§ **WHAT YOU NEED TO DO**
Give every line from the entries that contains "Local".

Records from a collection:
..............................
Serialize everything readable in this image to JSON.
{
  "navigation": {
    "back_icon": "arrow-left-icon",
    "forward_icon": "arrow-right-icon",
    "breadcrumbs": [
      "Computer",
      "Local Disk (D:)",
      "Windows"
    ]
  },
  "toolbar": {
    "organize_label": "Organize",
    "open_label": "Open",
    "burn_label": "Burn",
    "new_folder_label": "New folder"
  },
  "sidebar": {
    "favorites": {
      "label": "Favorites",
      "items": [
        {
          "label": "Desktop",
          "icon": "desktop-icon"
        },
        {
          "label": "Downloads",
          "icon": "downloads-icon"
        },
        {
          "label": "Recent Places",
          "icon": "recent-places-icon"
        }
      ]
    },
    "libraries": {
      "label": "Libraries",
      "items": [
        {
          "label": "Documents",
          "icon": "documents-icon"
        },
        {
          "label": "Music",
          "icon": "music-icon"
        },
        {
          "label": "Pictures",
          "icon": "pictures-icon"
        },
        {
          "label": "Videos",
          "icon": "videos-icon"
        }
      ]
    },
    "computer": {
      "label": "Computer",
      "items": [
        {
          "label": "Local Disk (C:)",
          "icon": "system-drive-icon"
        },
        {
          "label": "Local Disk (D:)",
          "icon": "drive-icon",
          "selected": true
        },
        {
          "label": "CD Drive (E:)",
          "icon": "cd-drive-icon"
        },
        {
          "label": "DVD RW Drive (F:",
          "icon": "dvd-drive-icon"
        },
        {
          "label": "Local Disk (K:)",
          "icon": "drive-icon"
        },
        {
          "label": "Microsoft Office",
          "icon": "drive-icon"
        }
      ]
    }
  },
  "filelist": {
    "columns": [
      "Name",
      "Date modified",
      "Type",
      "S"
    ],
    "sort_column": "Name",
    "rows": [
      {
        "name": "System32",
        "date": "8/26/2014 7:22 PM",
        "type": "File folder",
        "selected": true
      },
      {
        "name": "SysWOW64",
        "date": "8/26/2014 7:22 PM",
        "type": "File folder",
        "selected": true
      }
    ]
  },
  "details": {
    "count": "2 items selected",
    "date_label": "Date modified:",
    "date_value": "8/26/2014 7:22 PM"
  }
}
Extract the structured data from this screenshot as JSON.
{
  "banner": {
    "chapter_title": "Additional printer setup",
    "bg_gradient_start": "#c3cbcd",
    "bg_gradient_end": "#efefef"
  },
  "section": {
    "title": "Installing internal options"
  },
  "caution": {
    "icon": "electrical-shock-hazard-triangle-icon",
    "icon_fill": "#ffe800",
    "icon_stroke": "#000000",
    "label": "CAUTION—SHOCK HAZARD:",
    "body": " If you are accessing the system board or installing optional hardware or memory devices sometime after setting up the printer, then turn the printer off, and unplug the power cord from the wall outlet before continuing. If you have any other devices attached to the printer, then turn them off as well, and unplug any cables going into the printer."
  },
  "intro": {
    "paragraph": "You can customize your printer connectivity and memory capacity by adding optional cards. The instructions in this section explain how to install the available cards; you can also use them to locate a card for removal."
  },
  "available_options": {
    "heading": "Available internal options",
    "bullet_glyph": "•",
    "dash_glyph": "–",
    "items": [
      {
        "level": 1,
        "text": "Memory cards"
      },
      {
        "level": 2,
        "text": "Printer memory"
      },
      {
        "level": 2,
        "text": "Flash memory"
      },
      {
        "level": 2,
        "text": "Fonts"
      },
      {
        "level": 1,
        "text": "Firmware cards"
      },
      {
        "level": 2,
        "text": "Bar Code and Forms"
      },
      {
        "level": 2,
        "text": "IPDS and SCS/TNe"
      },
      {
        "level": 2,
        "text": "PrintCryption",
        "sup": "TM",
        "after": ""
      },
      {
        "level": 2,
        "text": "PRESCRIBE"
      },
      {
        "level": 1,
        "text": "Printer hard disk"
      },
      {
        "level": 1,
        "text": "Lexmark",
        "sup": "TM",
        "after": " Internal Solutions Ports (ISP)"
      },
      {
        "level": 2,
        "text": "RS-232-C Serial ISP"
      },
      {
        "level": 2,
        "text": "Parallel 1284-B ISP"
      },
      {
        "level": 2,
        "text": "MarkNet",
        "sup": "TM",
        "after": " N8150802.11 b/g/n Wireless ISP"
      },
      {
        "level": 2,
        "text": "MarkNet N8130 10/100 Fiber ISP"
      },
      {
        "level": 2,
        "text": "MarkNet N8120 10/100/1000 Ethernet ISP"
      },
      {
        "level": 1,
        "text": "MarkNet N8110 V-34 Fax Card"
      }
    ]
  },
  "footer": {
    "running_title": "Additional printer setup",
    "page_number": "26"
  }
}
..............................
§ **PROBLEM SOLUTION**
      "Local Disk (D:)",
          "label": "Local Disk (C:)",
          "label": "Local Disk (D:)",
          "label": "Local Disk (K:)",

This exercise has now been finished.